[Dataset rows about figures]
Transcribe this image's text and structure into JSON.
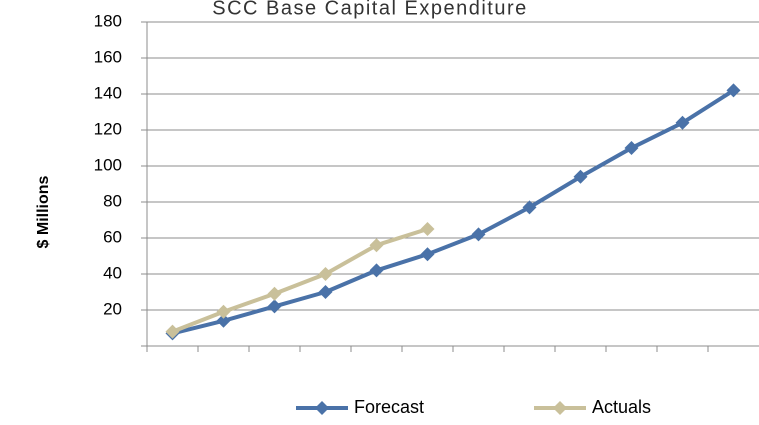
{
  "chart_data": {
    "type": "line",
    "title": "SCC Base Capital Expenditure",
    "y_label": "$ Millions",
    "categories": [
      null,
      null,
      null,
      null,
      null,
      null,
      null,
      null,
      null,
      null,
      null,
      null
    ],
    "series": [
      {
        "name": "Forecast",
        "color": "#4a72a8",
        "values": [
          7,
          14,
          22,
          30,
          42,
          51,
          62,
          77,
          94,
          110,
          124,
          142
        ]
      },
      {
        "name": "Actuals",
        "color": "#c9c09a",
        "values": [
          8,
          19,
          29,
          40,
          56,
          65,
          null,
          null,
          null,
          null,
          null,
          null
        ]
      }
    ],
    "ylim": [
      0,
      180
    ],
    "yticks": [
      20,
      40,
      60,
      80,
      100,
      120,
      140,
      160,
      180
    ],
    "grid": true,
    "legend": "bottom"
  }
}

» Given exercise
Pictures stay out; repeat all the rest of the records exactly.

» Written response
Transcribe this image's text and structure into JSON.
{
  "chart_data": {
    "type": "line",
    "title": "SCC Base Capital Expenditure",
    "y_label": "$ Millions",
    "categories": [
      null,
      null,
      null,
      null,
      null,
      null,
      null,
      null,
      null,
      null,
      null,
      null
    ],
    "series": [
      {
        "name": "Forecast",
        "color": "#4a72a8",
        "values": [
          7,
          14,
          22,
          30,
          42,
          51,
          62,
          77,
          94,
          110,
          124,
          142
        ]
      },
      {
        "name": "Actuals",
        "color": "#c9c09a",
        "values": [
          8,
          19,
          29,
          40,
          56,
          65,
          null,
          null,
          null,
          null,
          null,
          null
        ]
      }
    ],
    "ylim": [
      0,
      180
    ],
    "yticks": [
      20,
      40,
      60,
      80,
      100,
      120,
      140,
      160,
      180
    ],
    "grid": true,
    "legend": "bottom"
  }
}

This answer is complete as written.